Requirement: Your task is to extract every line from the material below exactly.

Figure record listings:

══════════════════════════════

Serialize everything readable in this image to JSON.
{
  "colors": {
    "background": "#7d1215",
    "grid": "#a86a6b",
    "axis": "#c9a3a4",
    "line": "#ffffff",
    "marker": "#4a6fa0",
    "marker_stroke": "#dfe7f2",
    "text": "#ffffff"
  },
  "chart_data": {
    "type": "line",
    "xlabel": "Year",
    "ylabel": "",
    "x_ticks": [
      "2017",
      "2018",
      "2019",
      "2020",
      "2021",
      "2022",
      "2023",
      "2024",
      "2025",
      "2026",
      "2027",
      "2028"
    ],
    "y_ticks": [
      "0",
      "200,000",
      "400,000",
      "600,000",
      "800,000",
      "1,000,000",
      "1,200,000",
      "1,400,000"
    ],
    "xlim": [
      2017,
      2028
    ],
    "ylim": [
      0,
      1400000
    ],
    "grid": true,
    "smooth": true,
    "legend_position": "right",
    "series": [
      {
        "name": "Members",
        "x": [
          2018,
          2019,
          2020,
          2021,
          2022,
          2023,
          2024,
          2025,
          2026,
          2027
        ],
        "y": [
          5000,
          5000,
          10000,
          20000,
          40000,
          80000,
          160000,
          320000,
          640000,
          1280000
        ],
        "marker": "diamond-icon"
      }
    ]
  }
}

══════════════════════════════

Output of the task:
Serialize everything readable in this image to JSON.
{
  "colors": {
    "background": "#7d1215",
    "grid": "#a86a6b",
    "axis": "#c9a3a4",
    "line": "#ffffff",
    "marker": "#4a6fa0",
    "marker_stroke": "#dfe7f2",
    "text": "#ffffff"
  },
  "chart_data": {
    "type": "line",
    "xlabel": "Year",
    "ylabel": "",
    "x_ticks": [
      "2017",
      "2018",
      "2019",
      "2020",
      "2021",
      "2022",
      "2023",
      "2024",
      "2025",
      "2026",
      "2027",
      "2028"
    ],
    "y_ticks": [
      "0",
      "200,000",
      "400,000",
      "600,000",
      "800,000",
      "1,000,000",
      "1,200,000",
      "1,400,000"
    ],
    "xlim": [
      2017,
      2028
    ],
    "ylim": [
      0,
      1400000
    ],
    "grid": true,
    "smooth": true,
    "legend_position": "right",
    "series": [
      {
        "name": "Members",
        "x": [
          2018,
          2019,
          2020,
          2021,
          2022,
          2023,
          2024,
          2025,
          2026,
          2027
        ],
        "y": [
          5000,
          5000,
          10000,
          20000,
          40000,
          80000,
          160000,
          320000,
          640000,
          1280000
        ],
        "marker": "diamond-icon"
      }
    ]
  }
}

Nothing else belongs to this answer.